## Begin Supplied material

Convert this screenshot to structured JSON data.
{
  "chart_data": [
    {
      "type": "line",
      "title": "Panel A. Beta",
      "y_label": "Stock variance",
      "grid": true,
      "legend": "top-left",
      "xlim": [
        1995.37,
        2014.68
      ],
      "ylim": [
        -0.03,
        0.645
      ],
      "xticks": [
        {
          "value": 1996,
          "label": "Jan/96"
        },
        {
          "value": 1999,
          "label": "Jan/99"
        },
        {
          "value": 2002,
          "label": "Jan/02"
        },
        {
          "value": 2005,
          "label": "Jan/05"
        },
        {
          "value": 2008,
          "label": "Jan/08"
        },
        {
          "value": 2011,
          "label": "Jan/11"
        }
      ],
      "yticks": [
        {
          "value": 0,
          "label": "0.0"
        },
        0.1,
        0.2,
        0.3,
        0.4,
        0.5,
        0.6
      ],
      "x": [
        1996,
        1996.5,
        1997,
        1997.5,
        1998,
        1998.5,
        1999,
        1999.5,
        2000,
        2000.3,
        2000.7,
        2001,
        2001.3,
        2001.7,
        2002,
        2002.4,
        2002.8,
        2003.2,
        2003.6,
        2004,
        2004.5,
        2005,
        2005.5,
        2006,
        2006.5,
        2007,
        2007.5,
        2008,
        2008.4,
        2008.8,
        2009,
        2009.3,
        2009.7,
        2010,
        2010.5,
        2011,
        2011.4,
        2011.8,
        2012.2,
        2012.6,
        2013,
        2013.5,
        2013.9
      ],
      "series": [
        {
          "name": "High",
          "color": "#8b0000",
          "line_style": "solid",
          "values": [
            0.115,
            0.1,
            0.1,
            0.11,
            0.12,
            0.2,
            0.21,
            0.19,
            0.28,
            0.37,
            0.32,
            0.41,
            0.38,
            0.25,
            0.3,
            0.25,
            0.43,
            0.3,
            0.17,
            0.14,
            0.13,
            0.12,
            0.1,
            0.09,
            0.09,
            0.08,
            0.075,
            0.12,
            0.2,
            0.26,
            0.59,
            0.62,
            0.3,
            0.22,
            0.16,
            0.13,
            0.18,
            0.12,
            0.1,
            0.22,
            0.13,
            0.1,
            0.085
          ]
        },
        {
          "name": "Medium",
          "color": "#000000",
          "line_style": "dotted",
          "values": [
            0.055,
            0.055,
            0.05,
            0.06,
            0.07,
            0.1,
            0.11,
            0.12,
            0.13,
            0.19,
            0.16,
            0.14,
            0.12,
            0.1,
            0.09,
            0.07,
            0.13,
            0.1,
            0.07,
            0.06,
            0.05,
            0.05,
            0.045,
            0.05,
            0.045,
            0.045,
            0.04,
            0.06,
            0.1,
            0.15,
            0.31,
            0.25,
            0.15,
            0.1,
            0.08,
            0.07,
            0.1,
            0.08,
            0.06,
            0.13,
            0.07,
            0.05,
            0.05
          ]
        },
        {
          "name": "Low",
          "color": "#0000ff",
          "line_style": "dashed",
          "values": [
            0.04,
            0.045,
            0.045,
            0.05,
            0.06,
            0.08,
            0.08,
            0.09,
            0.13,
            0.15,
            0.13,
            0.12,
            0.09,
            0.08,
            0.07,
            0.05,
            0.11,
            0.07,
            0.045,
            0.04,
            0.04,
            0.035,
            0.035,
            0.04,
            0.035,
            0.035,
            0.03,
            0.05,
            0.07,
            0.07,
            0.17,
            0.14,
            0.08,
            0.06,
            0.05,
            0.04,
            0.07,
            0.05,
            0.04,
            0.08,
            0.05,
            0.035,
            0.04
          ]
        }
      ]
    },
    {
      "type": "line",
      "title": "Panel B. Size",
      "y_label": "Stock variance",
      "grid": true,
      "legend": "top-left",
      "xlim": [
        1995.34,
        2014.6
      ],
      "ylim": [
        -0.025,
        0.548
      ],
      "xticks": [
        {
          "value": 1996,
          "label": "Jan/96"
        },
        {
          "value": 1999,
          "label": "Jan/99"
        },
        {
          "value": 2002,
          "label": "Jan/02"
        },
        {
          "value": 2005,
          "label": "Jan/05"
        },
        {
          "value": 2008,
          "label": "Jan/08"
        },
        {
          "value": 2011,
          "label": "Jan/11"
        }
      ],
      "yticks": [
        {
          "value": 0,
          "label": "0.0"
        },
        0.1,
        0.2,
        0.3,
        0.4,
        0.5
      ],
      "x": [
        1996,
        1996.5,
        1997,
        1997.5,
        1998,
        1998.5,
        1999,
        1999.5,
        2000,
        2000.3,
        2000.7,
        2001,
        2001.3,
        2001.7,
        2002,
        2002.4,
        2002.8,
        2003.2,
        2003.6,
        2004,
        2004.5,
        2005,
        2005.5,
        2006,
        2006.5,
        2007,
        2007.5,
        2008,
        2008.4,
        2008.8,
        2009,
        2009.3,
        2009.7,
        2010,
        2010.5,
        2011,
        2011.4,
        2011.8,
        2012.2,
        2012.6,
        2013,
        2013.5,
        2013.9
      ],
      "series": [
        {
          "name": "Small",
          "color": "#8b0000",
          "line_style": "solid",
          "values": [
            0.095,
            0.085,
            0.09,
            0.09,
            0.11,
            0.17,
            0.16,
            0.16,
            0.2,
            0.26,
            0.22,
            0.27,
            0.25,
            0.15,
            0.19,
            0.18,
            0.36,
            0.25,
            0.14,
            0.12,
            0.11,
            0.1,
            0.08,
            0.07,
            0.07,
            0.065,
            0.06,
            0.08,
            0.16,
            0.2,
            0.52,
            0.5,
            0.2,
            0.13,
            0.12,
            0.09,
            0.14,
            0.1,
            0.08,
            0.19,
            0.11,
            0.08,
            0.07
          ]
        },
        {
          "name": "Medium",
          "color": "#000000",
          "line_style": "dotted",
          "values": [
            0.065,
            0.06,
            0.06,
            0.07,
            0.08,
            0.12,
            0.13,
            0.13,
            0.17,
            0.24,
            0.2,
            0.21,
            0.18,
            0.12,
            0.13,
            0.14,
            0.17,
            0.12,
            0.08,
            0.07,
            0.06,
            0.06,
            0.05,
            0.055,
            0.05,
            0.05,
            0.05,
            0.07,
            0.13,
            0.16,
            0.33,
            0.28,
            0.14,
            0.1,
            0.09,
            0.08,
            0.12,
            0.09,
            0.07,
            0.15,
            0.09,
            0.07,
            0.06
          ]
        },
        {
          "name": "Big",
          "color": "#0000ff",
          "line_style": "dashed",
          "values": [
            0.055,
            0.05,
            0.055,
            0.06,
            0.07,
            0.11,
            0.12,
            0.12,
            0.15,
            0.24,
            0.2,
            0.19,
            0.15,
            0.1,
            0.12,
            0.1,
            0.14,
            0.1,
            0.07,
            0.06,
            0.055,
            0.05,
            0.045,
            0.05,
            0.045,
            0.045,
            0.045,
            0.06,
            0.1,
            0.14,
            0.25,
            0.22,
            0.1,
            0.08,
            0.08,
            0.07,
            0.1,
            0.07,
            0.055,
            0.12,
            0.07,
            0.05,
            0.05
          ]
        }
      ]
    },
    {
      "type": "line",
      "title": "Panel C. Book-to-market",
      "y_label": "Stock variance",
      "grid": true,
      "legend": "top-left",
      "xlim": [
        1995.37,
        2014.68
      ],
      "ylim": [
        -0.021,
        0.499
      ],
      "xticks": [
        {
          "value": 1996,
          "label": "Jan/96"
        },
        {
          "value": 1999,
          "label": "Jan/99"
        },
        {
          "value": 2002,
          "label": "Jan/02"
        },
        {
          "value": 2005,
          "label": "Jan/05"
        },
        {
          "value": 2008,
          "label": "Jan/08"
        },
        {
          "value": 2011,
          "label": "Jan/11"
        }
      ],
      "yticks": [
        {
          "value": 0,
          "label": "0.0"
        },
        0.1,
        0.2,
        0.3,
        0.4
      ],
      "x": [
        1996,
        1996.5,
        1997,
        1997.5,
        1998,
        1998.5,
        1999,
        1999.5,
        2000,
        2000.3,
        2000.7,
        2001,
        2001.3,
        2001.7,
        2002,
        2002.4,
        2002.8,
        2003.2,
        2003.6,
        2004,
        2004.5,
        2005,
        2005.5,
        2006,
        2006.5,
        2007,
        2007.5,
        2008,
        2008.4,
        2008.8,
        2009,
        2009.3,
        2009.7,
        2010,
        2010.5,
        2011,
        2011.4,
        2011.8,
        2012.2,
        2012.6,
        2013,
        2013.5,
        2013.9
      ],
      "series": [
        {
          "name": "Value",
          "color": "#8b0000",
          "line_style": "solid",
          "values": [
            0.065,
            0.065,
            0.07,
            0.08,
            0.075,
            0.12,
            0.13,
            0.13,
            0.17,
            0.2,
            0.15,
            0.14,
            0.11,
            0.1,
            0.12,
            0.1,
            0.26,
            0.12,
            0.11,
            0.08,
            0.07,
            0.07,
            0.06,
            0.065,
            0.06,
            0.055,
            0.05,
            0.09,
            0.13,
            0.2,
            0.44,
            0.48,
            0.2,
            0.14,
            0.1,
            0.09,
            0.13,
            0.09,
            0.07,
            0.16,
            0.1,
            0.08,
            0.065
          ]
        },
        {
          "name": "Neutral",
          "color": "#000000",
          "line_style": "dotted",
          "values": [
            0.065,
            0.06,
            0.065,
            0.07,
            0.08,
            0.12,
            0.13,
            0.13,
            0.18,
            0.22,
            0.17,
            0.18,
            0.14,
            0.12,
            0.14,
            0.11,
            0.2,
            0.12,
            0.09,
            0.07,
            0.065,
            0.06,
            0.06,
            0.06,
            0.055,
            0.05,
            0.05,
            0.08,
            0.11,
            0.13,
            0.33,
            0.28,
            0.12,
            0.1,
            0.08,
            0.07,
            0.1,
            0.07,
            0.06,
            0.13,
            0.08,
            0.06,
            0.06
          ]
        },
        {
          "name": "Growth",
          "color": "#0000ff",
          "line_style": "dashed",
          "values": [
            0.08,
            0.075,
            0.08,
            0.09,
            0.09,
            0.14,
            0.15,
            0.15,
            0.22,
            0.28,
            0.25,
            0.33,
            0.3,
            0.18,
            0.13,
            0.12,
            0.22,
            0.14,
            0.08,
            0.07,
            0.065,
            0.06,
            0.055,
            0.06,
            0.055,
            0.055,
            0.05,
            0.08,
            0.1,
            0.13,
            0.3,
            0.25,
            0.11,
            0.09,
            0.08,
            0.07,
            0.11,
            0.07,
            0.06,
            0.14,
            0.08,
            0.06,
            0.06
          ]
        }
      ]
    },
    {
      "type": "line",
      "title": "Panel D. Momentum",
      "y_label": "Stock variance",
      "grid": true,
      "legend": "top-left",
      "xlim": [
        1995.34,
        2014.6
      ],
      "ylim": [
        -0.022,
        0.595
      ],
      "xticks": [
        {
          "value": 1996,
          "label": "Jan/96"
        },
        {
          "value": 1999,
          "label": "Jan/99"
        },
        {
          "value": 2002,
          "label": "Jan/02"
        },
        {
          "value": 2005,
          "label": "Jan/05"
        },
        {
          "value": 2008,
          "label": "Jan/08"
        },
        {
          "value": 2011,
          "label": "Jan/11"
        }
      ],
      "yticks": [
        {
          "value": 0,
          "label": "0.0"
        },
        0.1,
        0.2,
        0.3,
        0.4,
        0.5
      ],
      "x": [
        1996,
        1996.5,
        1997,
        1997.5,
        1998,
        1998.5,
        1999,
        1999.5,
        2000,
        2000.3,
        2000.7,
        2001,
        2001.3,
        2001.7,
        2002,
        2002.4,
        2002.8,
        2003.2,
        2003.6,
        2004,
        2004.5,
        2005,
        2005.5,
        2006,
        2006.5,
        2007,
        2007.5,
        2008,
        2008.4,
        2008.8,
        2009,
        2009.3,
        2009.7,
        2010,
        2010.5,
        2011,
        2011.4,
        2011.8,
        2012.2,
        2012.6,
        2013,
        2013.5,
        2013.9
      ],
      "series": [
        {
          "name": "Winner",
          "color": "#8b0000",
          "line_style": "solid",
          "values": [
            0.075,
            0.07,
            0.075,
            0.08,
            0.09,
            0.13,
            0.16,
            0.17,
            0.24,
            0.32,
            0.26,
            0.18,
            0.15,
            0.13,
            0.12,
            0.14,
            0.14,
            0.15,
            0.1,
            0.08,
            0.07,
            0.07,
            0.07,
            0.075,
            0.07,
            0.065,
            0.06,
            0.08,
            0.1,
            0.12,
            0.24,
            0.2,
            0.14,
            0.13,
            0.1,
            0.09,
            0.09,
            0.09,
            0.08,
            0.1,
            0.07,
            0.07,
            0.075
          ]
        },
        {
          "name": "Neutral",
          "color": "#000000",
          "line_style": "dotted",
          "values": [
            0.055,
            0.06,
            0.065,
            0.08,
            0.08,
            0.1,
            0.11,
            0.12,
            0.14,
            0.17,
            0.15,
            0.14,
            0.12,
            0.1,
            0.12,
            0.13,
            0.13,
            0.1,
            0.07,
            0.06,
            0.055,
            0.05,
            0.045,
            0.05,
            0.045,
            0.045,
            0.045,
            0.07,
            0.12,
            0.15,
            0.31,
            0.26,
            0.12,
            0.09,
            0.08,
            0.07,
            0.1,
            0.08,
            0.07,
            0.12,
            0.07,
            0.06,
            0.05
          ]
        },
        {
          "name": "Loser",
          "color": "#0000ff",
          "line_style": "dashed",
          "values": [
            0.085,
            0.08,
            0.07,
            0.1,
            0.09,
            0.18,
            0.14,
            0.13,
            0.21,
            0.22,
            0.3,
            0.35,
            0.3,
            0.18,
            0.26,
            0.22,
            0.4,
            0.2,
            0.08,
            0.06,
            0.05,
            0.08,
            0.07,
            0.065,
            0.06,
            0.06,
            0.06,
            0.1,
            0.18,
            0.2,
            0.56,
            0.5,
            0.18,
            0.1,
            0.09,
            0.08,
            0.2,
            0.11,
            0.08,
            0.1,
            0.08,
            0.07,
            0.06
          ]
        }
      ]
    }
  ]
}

## End Supplied material

_Goal_: Give only the number of lines in the data that include the string "name".

_Task response_: 12